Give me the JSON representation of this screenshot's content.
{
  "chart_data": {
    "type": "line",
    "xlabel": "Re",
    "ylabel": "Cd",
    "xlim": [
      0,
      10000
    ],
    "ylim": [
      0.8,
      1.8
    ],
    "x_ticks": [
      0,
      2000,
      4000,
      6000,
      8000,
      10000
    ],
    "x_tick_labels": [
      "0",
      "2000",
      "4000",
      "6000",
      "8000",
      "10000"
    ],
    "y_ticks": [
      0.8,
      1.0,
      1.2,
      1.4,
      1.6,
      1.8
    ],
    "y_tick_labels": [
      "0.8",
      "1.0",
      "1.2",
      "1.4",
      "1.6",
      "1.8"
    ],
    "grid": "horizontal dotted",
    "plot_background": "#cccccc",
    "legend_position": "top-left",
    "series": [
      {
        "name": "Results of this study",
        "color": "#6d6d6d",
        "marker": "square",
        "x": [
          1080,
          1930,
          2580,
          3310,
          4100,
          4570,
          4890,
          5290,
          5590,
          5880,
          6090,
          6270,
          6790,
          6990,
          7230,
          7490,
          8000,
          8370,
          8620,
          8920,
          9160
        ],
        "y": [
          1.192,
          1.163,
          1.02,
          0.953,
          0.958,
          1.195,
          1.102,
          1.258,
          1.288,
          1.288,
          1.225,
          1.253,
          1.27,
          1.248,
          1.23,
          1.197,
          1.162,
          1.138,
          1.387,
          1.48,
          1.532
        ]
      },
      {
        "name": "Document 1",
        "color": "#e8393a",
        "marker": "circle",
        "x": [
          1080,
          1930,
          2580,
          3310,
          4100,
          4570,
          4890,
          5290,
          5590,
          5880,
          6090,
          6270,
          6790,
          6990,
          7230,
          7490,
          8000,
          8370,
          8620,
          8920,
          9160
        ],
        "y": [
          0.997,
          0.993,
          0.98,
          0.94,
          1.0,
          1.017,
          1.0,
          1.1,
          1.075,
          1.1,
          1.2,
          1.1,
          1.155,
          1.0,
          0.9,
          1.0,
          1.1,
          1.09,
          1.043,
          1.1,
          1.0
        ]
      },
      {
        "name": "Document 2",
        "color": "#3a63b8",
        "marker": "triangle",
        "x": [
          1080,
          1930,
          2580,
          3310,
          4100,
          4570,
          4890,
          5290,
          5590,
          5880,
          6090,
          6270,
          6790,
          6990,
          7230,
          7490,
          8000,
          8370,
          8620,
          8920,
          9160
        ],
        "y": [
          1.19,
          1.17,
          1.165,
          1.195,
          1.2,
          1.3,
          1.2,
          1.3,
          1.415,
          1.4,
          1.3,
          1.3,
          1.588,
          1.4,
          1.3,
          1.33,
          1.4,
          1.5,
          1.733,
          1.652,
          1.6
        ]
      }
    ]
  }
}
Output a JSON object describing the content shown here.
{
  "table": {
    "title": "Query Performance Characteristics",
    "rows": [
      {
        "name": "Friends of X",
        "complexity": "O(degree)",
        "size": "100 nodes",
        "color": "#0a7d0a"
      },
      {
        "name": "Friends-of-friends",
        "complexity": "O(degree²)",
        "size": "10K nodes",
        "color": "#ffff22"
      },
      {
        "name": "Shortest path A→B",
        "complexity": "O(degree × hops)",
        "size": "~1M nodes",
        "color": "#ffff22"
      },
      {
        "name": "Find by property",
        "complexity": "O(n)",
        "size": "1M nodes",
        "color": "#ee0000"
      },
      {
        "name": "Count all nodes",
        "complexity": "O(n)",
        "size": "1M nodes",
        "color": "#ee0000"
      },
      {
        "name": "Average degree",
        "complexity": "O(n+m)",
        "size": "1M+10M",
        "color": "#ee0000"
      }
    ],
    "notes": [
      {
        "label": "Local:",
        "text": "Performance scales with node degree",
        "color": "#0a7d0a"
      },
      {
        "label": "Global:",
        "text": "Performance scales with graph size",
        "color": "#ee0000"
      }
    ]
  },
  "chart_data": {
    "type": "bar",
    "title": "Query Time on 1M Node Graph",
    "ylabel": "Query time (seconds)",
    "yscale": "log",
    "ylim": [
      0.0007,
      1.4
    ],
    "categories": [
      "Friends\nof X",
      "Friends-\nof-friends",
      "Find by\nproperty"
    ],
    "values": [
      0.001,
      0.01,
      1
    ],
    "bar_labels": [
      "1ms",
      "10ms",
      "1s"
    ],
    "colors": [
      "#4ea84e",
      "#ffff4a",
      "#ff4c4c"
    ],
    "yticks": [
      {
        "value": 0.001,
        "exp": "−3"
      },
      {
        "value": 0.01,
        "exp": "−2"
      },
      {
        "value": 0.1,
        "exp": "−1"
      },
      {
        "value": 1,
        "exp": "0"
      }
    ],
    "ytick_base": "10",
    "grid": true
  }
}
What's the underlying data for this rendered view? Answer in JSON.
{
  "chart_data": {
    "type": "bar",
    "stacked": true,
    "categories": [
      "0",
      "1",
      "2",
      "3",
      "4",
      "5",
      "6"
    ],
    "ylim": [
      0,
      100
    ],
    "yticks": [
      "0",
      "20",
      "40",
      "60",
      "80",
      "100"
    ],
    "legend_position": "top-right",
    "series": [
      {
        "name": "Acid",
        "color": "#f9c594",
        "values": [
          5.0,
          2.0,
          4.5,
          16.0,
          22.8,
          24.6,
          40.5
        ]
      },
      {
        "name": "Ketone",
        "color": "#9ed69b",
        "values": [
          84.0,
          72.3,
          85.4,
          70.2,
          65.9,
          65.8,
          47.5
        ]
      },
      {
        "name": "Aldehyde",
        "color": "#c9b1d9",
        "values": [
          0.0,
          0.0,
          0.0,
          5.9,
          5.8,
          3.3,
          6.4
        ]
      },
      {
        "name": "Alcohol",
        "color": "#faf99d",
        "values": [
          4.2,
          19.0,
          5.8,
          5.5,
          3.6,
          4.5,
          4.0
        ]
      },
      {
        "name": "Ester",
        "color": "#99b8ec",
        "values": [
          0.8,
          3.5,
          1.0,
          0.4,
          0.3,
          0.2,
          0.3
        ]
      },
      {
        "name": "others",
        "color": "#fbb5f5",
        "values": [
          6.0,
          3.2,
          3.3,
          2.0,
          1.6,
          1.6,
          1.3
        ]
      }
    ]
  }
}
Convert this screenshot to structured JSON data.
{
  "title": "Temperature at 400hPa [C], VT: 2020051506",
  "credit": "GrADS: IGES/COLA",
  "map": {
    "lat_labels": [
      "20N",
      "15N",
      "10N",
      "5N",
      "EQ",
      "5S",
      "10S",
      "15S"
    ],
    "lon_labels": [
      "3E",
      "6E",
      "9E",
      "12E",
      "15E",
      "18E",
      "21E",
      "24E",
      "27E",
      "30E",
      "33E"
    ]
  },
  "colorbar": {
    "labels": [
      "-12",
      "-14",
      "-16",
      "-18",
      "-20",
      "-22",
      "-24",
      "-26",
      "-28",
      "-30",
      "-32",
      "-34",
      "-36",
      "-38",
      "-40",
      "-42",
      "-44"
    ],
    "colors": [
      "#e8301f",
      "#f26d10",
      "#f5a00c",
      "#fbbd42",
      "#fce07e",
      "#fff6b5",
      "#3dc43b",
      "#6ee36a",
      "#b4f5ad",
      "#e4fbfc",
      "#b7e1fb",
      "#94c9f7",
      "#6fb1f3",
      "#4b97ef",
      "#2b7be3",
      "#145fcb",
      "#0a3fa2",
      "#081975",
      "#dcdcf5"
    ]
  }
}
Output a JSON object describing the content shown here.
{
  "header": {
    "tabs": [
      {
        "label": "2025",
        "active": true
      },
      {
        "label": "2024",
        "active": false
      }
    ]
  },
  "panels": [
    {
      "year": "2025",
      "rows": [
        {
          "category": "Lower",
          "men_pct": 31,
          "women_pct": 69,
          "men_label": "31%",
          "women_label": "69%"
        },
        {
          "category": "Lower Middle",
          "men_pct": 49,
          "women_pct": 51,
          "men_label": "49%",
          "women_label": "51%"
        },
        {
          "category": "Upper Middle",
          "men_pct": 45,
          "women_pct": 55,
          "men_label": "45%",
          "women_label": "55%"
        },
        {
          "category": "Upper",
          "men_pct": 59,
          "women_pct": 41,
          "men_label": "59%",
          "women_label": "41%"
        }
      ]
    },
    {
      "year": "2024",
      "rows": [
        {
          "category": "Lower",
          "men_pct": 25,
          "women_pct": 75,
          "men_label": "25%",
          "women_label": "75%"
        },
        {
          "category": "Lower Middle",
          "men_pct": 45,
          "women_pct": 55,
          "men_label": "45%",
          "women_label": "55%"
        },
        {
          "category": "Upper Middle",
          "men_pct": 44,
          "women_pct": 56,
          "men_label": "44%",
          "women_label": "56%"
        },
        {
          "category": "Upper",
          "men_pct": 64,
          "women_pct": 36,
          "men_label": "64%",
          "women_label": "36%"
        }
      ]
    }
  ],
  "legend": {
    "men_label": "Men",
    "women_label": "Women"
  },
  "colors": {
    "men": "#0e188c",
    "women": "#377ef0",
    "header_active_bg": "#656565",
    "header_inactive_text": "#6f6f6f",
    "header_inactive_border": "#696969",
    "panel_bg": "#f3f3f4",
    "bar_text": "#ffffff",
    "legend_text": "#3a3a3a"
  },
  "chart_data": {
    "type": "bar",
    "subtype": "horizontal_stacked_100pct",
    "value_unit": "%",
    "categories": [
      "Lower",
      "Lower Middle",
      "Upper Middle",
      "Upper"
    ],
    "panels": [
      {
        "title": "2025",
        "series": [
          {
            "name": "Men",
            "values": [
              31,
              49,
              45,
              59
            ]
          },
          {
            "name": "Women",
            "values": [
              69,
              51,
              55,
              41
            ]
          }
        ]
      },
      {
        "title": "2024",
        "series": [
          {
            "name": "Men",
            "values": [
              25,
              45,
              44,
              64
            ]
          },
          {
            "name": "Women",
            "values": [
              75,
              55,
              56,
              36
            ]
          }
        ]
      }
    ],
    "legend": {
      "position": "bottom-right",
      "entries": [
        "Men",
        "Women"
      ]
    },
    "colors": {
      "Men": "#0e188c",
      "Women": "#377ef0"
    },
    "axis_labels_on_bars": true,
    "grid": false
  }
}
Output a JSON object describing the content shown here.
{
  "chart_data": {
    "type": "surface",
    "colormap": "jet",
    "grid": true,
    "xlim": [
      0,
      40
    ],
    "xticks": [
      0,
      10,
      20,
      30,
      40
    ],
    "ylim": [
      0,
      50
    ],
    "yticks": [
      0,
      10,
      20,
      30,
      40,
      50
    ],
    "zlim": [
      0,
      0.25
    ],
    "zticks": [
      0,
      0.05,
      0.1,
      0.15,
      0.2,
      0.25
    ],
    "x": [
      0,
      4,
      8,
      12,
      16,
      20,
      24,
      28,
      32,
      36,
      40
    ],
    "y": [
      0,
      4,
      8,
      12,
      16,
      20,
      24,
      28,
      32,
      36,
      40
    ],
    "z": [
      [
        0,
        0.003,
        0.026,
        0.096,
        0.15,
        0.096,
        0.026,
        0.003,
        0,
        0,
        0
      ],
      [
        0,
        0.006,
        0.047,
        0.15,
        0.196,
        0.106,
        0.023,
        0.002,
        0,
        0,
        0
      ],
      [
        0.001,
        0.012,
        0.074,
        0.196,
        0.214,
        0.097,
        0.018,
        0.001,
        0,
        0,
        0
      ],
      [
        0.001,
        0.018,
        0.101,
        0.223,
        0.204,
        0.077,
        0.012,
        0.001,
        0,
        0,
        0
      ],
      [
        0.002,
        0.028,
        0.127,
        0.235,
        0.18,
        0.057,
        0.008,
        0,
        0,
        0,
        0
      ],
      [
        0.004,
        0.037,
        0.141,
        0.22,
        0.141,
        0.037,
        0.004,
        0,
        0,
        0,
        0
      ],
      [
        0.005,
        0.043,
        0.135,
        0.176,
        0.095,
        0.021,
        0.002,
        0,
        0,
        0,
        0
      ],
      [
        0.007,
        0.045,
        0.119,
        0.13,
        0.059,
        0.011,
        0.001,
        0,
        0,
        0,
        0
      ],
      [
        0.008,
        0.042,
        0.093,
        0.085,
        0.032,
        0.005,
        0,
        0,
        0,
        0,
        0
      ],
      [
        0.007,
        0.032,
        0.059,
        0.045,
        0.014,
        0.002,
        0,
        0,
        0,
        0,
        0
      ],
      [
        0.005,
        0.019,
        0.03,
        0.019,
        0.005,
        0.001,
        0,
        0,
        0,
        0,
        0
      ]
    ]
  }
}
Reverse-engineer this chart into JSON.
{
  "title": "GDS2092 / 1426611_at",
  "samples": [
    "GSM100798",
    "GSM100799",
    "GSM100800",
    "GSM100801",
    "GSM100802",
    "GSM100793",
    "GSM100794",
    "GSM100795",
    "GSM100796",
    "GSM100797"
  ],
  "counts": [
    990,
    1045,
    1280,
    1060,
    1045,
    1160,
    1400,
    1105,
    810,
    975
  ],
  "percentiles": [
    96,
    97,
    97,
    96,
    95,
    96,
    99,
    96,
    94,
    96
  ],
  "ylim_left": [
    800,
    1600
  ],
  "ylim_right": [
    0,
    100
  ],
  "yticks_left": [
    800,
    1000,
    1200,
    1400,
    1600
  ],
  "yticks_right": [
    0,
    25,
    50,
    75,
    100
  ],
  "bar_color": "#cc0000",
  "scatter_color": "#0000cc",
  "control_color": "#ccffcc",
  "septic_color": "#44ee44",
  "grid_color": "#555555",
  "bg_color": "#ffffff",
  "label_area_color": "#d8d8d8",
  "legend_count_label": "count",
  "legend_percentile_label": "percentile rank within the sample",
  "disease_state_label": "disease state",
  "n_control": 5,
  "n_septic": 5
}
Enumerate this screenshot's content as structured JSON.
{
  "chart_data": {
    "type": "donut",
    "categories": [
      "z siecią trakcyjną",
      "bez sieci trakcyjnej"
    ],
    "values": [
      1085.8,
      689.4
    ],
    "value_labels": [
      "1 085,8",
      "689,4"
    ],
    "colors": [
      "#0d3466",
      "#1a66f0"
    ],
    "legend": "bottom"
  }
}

----------

● AIM OF THE EXERCISE
Please list every line of the records that contains "Performance".

● ANSWER TO THIS PROBLEM
    "title": "Query Performance Characteristics",
        "text": "Performance scales with node degree",
        "text": "Performance scales with graph size",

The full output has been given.